> Materials provided
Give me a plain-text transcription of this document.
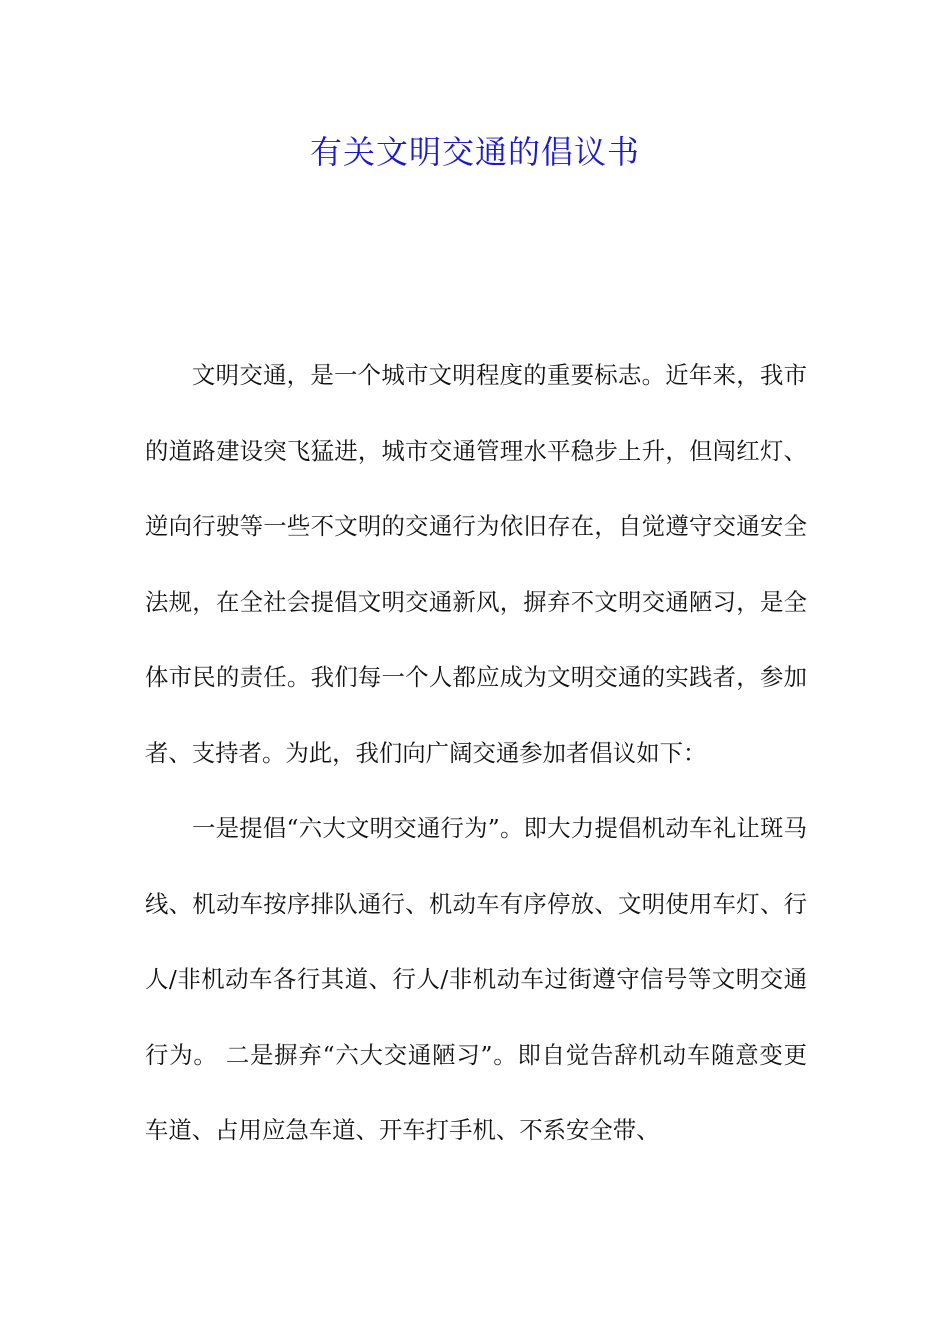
有关文明交通的倡议书

文明交通，是一个城市文明程度的重要标志。近年来，我市的道路建设突飞猛进，城市交通管理水平稳步上升，但闯红灯、逆向行驶等一些不文明的交通行为依旧存在，自觉遵守交通安全法规，在全社会提倡文明交通新风，摒弃不文明交通陋习，是全体市民的责任。我们每一个人都应成为文明交通的实践者，参加者、支持者。为此，我们向广阔交通参加者倡议如下：

一是提倡“六大文明交通行为”。即大力提倡机动车礼让斑马线、机动车按序排队通行、机动车有序停放、文明使用车灯、行人/非机动车各行其道、行人/非机动车过街遵守信号等文明交通行为。 二是摒弃“六大交通陋习”。即自觉告辞机动车随意变更车道、占用应急车道、开车打手机、不系安全带、
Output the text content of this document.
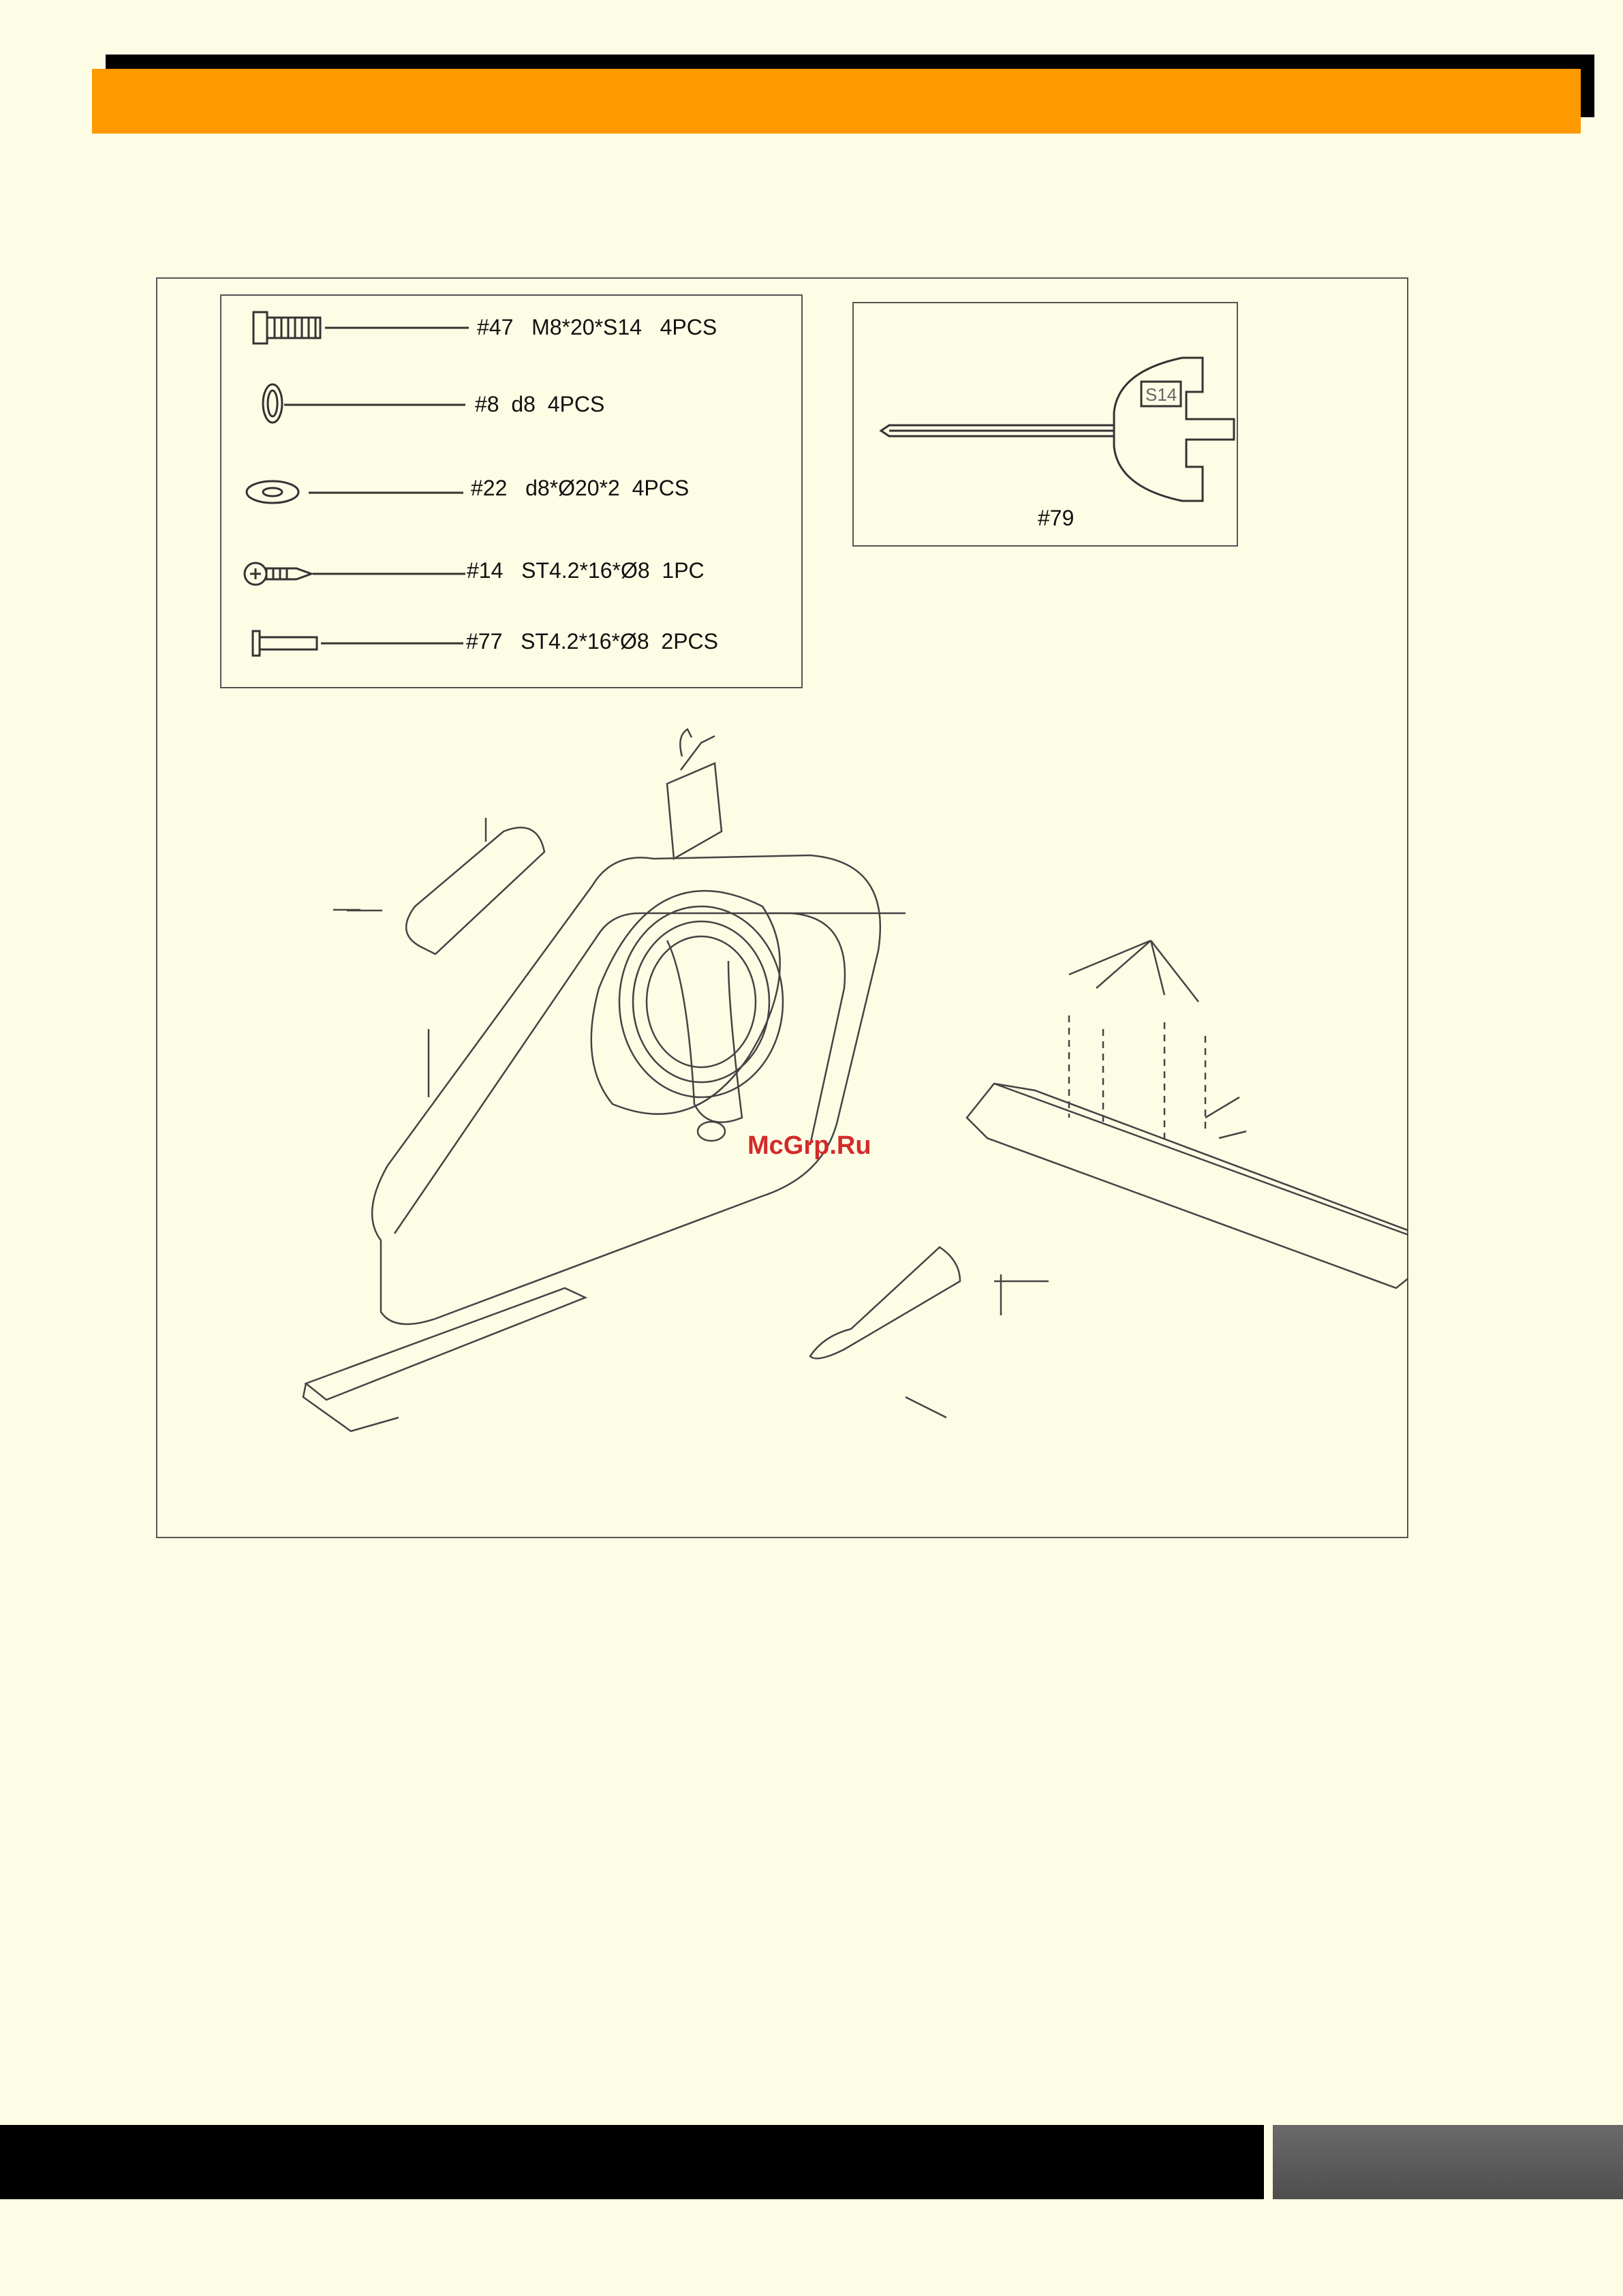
#47 M8*20*S14 4PCS
#8 d8 4PCS
#22 d8*Ø20*2 4PCS
#14 ST4.2*16*Ø8 1PC
#77 ST4.2*16*Ø8 2PCS
S14
#79
McGrp.Ru
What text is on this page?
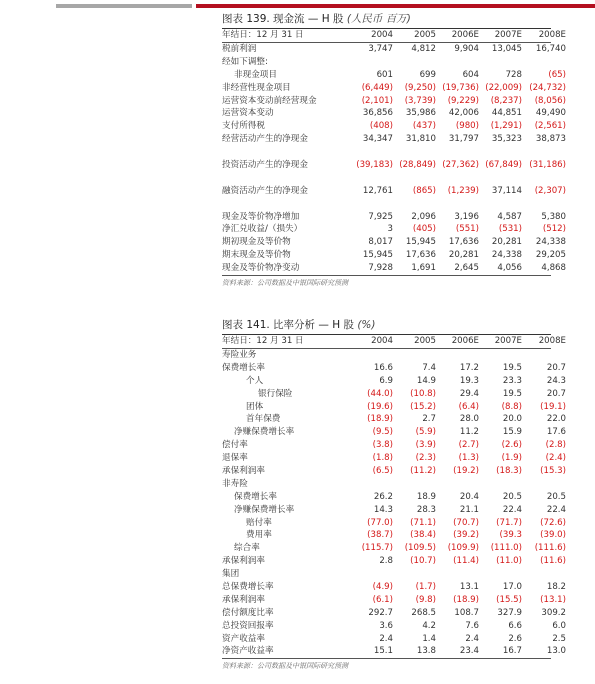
图表 139. 现金流 — H 股 (人民币 百万)
年结日：12 月 31 日	2004	2005	2006E	2007E	2008E
税前利润	3,747	4,812	9,904	13,045	16,740
经如下调整:
非现金项目	601	699	604	728	(65)
非经营性现金项目	(6,449)	(9,250) (19,736) (22,009) (24,732)
运营资本变动前经营现金	(2,101)	(3,739)	(9,229)	(8,237)	(8,056)
运营资本变动	36,856	35,986	42,006	44,851	49,490
支付所得税	(408)	(437)	(980)	(1,291)	(2,561)
经营活动产生的净现金	34,347	31,810	31,797	35,323	38,873
投资活动产生的净现金	(39,183) (28,849) (27,362) (67,849) (31,186)
融资活动产生的净现金	12,761	(865)	(1,239)	37,114	(2,307)
现金及等价物净增加	7,925	2,096	3,196	4,587	5,380
净汇兑收益/（损失）	3	(405)	(551)	(531)	(512)
期初现金及等价物	8,017	15,945	17,636	20,281	24,338
期末现金及等价物	15,945	17,636	20,281	24,338	29,205
现金及等价物净变动	7,928	1,691	2,645	4,056	4,868
资料来源：公司数据及中银国际研究预测
图表 141. 比率分析 — H 股 (%)
年结日：12 月 31 日	2004	2005	2006E	2007E	2008E
寿险业务
保费增长率	16.6	7.4	17.2	19.5	20.7
个人	6.9	14.9	19.3	23.3	24.3
银行保险	(44.0)	(10.8)	29.4	19.5	20.7
团体	(19.6)	(15.2)	(6.4)	(8.8)	(19.1)
首年保费	(18.9)	2.7	28.0	20.0	22.0
净赚保费增长率	(9.5)	(5.9)	11.2	15.9	17.6
偿付率	(3.8)	(3.9)	(2.7)	(2.6)	(2.8)
退保率	(1.8)	(2.3)	(1.3)	(1.9)	(2.4)
承保利润率	(6.5)	(11.2)	(19.2)	(18.3)	(15.3)
非寿险
保费增长率	26.2	18.9	20.4	20.5	20.5
净赚保费增长率	14.3	28.3	21.1	22.4	22.4
赔付率	(77.0)	(71.1)	(70.7)	(71.7)	(72.6)
费用率	(38.7)	(38.4)	(39.2)	(39.3	(39.0)
综合率	(115.7)	(109.5)	(109.9)	(111.0)	(111.6)
承保利润率	2.8	(10.7)	(11.4)	(11.0)	(11.6)
集团
总保费增长率	(4.9)	(1.7)	13.1	17.0	18.2
承保利润率	(6.1)	(9.8)	(18.9)	(15.5)	(13.1)
偿付额度比率	292.7	268.5	108.7	327.9	309.2
总投资回报率	3.6	4.2	7.6	6.6	6.0
资产收益率	2.4	1.4	2.4	2.6	2.5
净资产收益率	15.1	13.8	23.4	16.7	13.0
资料来源：公司数据及中银国际研究预测
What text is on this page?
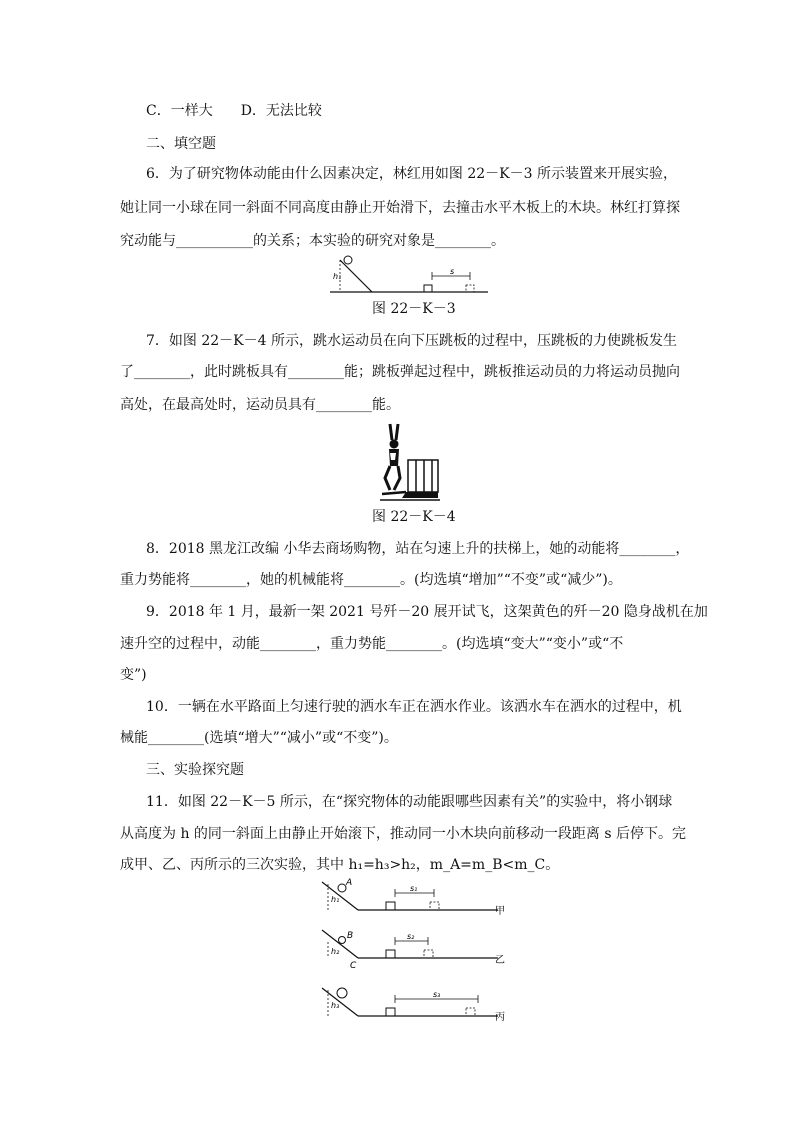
C．一样大　　D．无法比较
二、填空题
6．为了研究物体动能由什么因素决定，林红用如图 22－K－3 所示装置来开展实验，
她让同一小球在同一斜面不同高度由静止开始滑下，去撞击水平木板上的木块。林红打算探
究动能与___________的关系；本实验的研究对象是________。
h₁
s
图 22－K－3
7．如图 22－K－4 所示，跳水运动员在向下压跳板的过程中，压跳板的力使跳板发生
了________，此时跳板具有________能；跳板弹起过程中，跳板推运动员的力将运动员抛向
高处，在最高处时，运动员具有________能。
图 22－K－4
8．2018 黑龙江改编 小华去商场购物，站在匀速上升的扶梯上，她的动能将________，
重力势能将________，她的机械能将________。(均选填“增加”“不变”或“减少”)。
9．2018 年 1 月，最新一架 2021 号歼－20 展开试飞，这架黄色的歼－20 隐身战机在加
速升空的过程中，动能________，重力势能________。(均选填“变大”“变小”或“不
变”)
10．一辆在水平路面上匀速行驶的洒水车正在洒水作业。该洒水车在洒水的过程中，机
械能________(选填“增大”“减小”或“不变”)。
三、实验探究题
11．如图 22－K－5 所示，在“探究物体的动能跟哪些因素有关”的实验中，将小钢球
从高度为 h 的同一斜面上由静止开始滚下，推动同一小木块向前移动一段距离 s 后停下。完
成甲、乙、丙所示的三次实验，其中 h₁=h₃>h₂，m_A=m_B<m_C。
A
h₁
s₁
甲
B
C
h₂
s₂
乙
h₃
s₃
丙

> What you have to do
Leave out the pictures, and give all the records again exactly.

> In response
Give me a plain-text transcription of this document.
有关文明交通的倡议书

文明交通，是一个城市文明程度的重要标志。近年来，我市的道路建设突飞猛进，城市交通管理水平稳步上升，但闯红灯、逆向行驶等一些不文明的交通行为依旧存在，自觉遵守交通安全法规，在全社会提倡文明交通新风，摒弃不文明交通陋习，是全体市民的责任。我们每一个人都应成为文明交通的实践者，参加者、支持者。为此，我们向广阔交通参加者倡议如下：

一是提倡“六大文明交通行为”。即大力提倡机动车礼让斑马线、机动车按序排队通行、机动车有序停放、文明使用车灯、行人/非机动车各行其道、行人/非机动车过街遵守信号等文明交通行为。 二是摒弃“六大交通陋习”。即自觉告辞机动车随意变更车道、占用应急车道、开车打手机、不系安全带、
Output the text content of this document.
#47 M8*20*S14 4PCS
#8 d8 4PCS
#22 d8*Ø20*2 4PCS
#14 ST4.2*16*Ø8 1PC
#77 ST4.2*16*Ø8 2PCS
S14
#79
McGrp.Ru
What text is on this page?
图表 139. 现金流 — H 股 (人民币 百万)
年结日：12 月 31 日	2004	2005	2006E	2007E	2008E
税前利润	3,747	4,812	9,904	13,045	16,740
经如下调整:
非现金项目	601	699	604	728	(65)
非经营性现金项目	(6,449)	(9,250) (19,736) (22,009) (24,732)
运营资本变动前经营现金	(2,101)	(3,739)	(9,229)	(8,237)	(8,056)
运营资本变动	36,856	35,986	42,006	44,851	49,490
支付所得税	(408)	(437)	(980)	(1,291)	(2,561)
经营活动产生的净现金	34,347	31,810	31,797	35,323	38,873
投资活动产生的净现金	(39,183) (28,849) (27,362) (67,849) (31,186)
融资活动产生的净现金	12,761	(865)	(1,239)	37,114	(2,307)
现金及等价物净增加	7,925	2,096	3,196	4,587	5,380
净汇兑收益/（损失）	3	(405)	(551)	(531)	(512)
期初现金及等价物	8,017	15,945	17,636	20,281	24,338
期末现金及等价物	15,945	17,636	20,281	24,338	29,205
现金及等价物净变动	7,928	1,691	2,645	4,056	4,868
资料来源：公司数据及中银国际研究预测
图表 141. 比率分析 — H 股 (%)
年结日：12 月 31 日	2004	2005	2006E	2007E	2008E
寿险业务
保费增长率	16.6	7.4	17.2	19.5	20.7
个人	6.9	14.9	19.3	23.3	24.3
银行保险	(44.0)	(10.8)	29.4	19.5	20.7
团体	(19.6)	(15.2)	(6.4)	(8.8)	(19.1)
首年保费	(18.9)	2.7	28.0	20.0	22.0
净赚保费增长率	(9.5)	(5.9)	11.2	15.9	17.6
偿付率	(3.8)	(3.9)	(2.7)	(2.6)	(2.8)
退保率	(1.8)	(2.3)	(1.3)	(1.9)	(2.4)
承保利润率	(6.5)	(11.2)	(19.2)	(18.3)	(15.3)
非寿险
保费增长率	26.2	18.9	20.4	20.5	20.5
净赚保费增长率	14.3	28.3	21.1	22.4	22.4
赔付率	(77.0)	(71.1)	(70.7)	(71.7)	(72.6)
费用率	(38.7)	(38.4)	(39.2)	(39.3	(39.0)
综合率	(115.7)	(109.5)	(109.9)	(111.0)	(111.6)
承保利润率	2.8	(10.7)	(11.4)	(11.0)	(11.6)
集团
总保费增长率	(4.9)	(1.7)	13.1	17.0	18.2
承保利润率	(6.1)	(9.8)	(18.9)	(15.5)	(13.1)
偿付额度比率	292.7	268.5	108.7	327.9	309.2
总投资回报率	3.6	4.2	7.6	6.6	6.0
资产收益率	2.4	1.4	2.4	2.6	2.5
净资产收益率	15.1	13.8	23.4	16.7	13.0
资料来源：公司数据及中银国际研究预测
What text is on this page?
C．一样大　　D．无法比较
二、填空题
6．为了研究物体动能由什么因素决定，林红用如图 22－K－3 所示装置来开展实验，
她让同一小球在同一斜面不同高度由静止开始滑下，去撞击水平木板上的木块。林红打算探
究动能与___________的关系；本实验的研究对象是________。
h₁
s
图 22－K－3
7．如图 22－K－4 所示，跳水运动员在向下压跳板的过程中，压跳板的力使跳板发生
了________，此时跳板具有________能；跳板弹起过程中，跳板推运动员的力将运动员抛向
高处，在最高处时，运动员具有________能。
图 22－K－4
8．2018 黑龙江改编 小华去商场购物，站在匀速上升的扶梯上，她的动能将________，
重力势能将________，她的机械能将________。(均选填“增加”“不变”或“减少”)。
9．2018 年 1 月，最新一架 2021 号歼－20 展开试飞，这架黄色的歼－20 隐身战机在加
速升空的过程中，动能________，重力势能________。(均选填“变大”“变小”或“不
变”)
10．一辆在水平路面上匀速行驶的洒水车正在洒水作业。该洒水车在洒水的过程中，机
械能________(选填“增大”“减小”或“不变”)。
三、实验探究题
11．如图 22－K－5 所示，在“探究物体的动能跟哪些因素有关”的实验中，将小钢球
从高度为 h 的同一斜面上由静止开始滚下，推动同一小木块向前移动一段距离 s 后停下。完
成甲、乙、丙所示的三次实验，其中 h₁=h₃>h₂，m_A=m_B<m_C。
A
h₁
s₁
甲
B
C
h₂
s₂
乙
h₃
s₃
丙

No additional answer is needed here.